GOAL OF THE EXERCISE: Copy all of the material exactly. Pictures are not to appear in the copy.

Dataset items:
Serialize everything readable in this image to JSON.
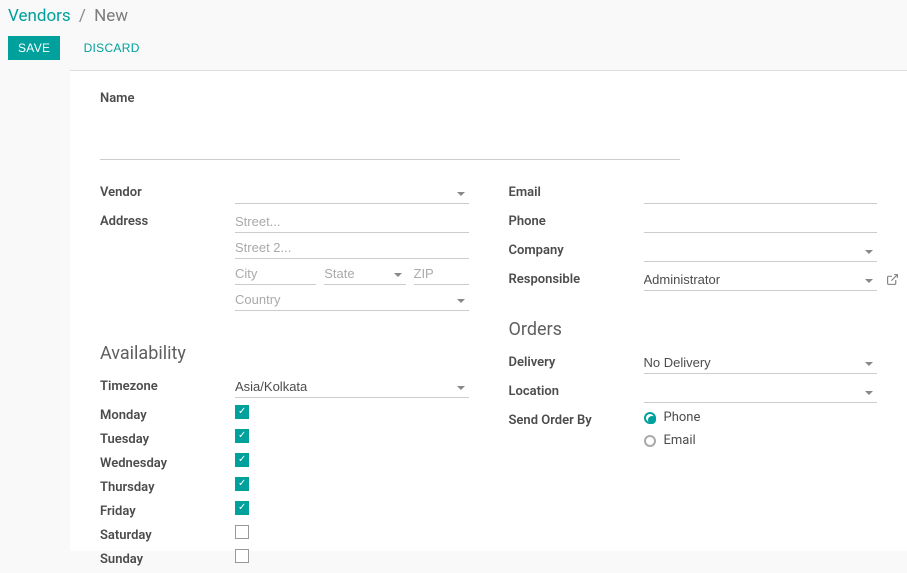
{
  "breadcrumb": {
    "root": "Vendors",
    "current": "New"
  },
  "actions": {
    "save": "SAVE",
    "discard": "DISCARD"
  },
  "name_section": {
    "label": "Name",
    "value": ""
  },
  "left_fields": {
    "vendor": {
      "label": "Vendor",
      "value": ""
    },
    "address": {
      "label": "Address",
      "street_ph": "Street...",
      "street2_ph": "Street 2...",
      "city_ph": "City",
      "state_ph": "State",
      "zip_ph": "ZIP",
      "country_ph": "Country"
    }
  },
  "right_fields": {
    "email": {
      "label": "Email",
      "value": ""
    },
    "phone": {
      "label": "Phone",
      "value": ""
    },
    "company": {
      "label": "Company",
      "value": ""
    },
    "responsible": {
      "label": "Responsible",
      "value": "Administrator"
    }
  },
  "availability": {
    "heading": "Availability",
    "timezone": {
      "label": "Timezone",
      "value": "Asia/Kolkata"
    },
    "days": [
      {
        "label": "Monday",
        "checked": true
      },
      {
        "label": "Tuesday",
        "checked": true
      },
      {
        "label": "Wednesday",
        "checked": true
      },
      {
        "label": "Thursday",
        "checked": true
      },
      {
        "label": "Friday",
        "checked": true
      },
      {
        "label": "Saturday",
        "checked": false
      },
      {
        "label": "Sunday",
        "checked": false
      }
    ]
  },
  "orders": {
    "heading": "Orders",
    "delivery": {
      "label": "Delivery",
      "value": "No Delivery"
    },
    "location": {
      "label": "Location",
      "value": ""
    },
    "send_order_by": {
      "label": "Send Order By",
      "options": [
        {
          "label": "Phone",
          "selected": true
        },
        {
          "label": "Email",
          "selected": false
        }
      ]
    }
  }
}
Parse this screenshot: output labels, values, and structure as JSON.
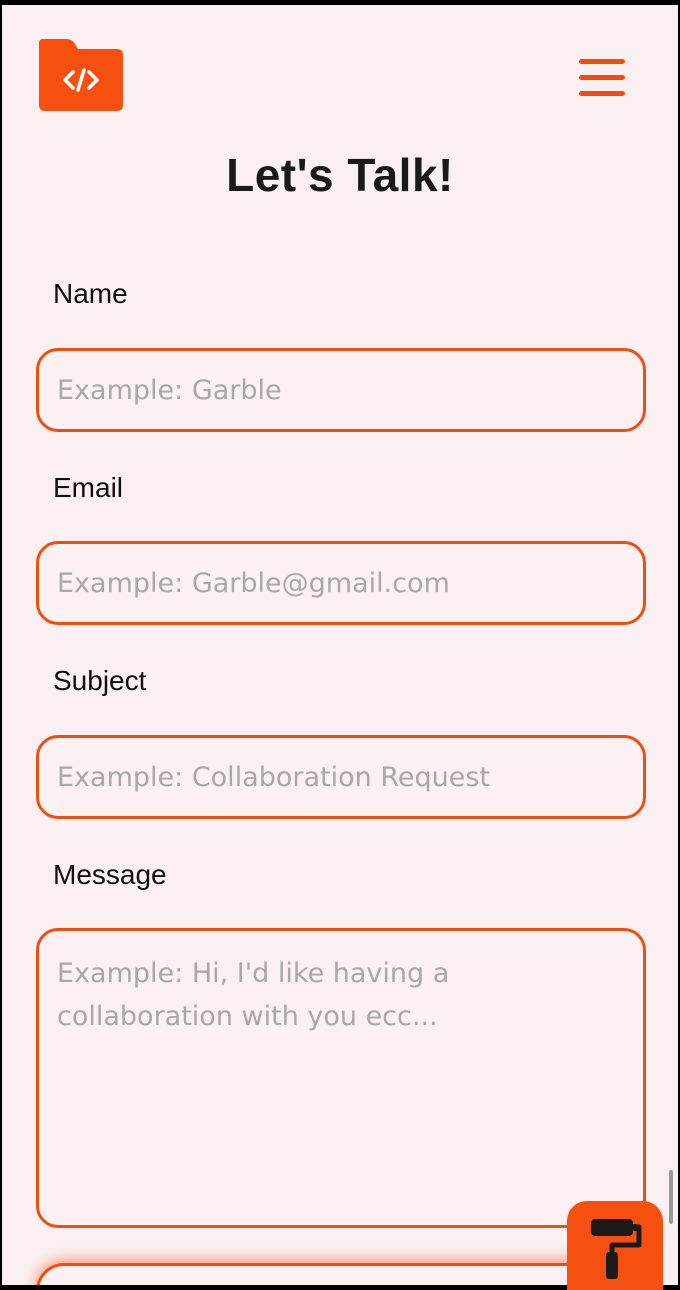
{
  "header": {
    "logo_icon": "folder-code-icon",
    "menu_icon": "hamburger-menu-icon"
  },
  "page": {
    "title": "Let's Talk!"
  },
  "form": {
    "name": {
      "label": "Name",
      "placeholder": "Example: Garble"
    },
    "email": {
      "label": "Email",
      "placeholder": "Example: Garble@gmail.com"
    },
    "subject": {
      "label": "Subject",
      "placeholder": "Example: Collaboration Request"
    },
    "message": {
      "label": "Message",
      "placeholder": "Example: Hi, I'd like having a collaboration with you ecc..."
    }
  },
  "fab": {
    "icon": "paint-roller-icon"
  },
  "colors": {
    "accent": "#ee4f10",
    "background": "#fbf0f1",
    "placeholder": "#a8a8a8",
    "text": "#1a1a1a"
  }
}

RESPONSE TO THE EXERCISE:
Serialize everything readable in this image to JSON.
{
  "breadcrumb": {
    "root": "Vendors",
    "current": "New"
  },
  "actions": {
    "save": "SAVE",
    "discard": "DISCARD"
  },
  "name_section": {
    "label": "Name",
    "value": ""
  },
  "left_fields": {
    "vendor": {
      "label": "Vendor",
      "value": ""
    },
    "address": {
      "label": "Address",
      "street_ph": "Street...",
      "street2_ph": "Street 2...",
      "city_ph": "City",
      "state_ph": "State",
      "zip_ph": "ZIP",
      "country_ph": "Country"
    }
  },
  "right_fields": {
    "email": {
      "label": "Email",
      "value": ""
    },
    "phone": {
      "label": "Phone",
      "value": ""
    },
    "company": {
      "label": "Company",
      "value": ""
    },
    "responsible": {
      "label": "Responsible",
      "value": "Administrator"
    }
  },
  "availability": {
    "heading": "Availability",
    "timezone": {
      "label": "Timezone",
      "value": "Asia/Kolkata"
    },
    "days": [
      {
        "label": "Monday",
        "checked": true
      },
      {
        "label": "Tuesday",
        "checked": true
      },
      {
        "label": "Wednesday",
        "checked": true
      },
      {
        "label": "Thursday",
        "checked": true
      },
      {
        "label": "Friday",
        "checked": true
      },
      {
        "label": "Saturday",
        "checked": false
      },
      {
        "label": "Sunday",
        "checked": false
      }
    ]
  },
  "orders": {
    "heading": "Orders",
    "delivery": {
      "label": "Delivery",
      "value": "No Delivery"
    },
    "location": {
      "label": "Location",
      "value": ""
    },
    "send_order_by": {
      "label": "Send Order By",
      "options": [
        {
          "label": "Phone",
          "selected": true
        },
        {
          "label": "Email",
          "selected": false
        }
      ]
    }
  }
}
Parse this screenshot: output labels, values, and structure as JSON.
{
  "header": {
    "logo_icon": "folder-code-icon",
    "menu_icon": "hamburger-menu-icon"
  },
  "page": {
    "title": "Let's Talk!"
  },
  "form": {
    "name": {
      "label": "Name",
      "placeholder": "Example: Garble"
    },
    "email": {
      "label": "Email",
      "placeholder": "Example: Garble@gmail.com"
    },
    "subject": {
      "label": "Subject",
      "placeholder": "Example: Collaboration Request"
    },
    "message": {
      "label": "Message",
      "placeholder": "Example: Hi, I'd like having a collaboration with you ecc..."
    }
  },
  "fab": {
    "icon": "paint-roller-icon"
  },
  "colors": {
    "accent": "#ee4f10",
    "background": "#fbf0f1",
    "placeholder": "#a8a8a8",
    "text": "#1a1a1a"
  }
}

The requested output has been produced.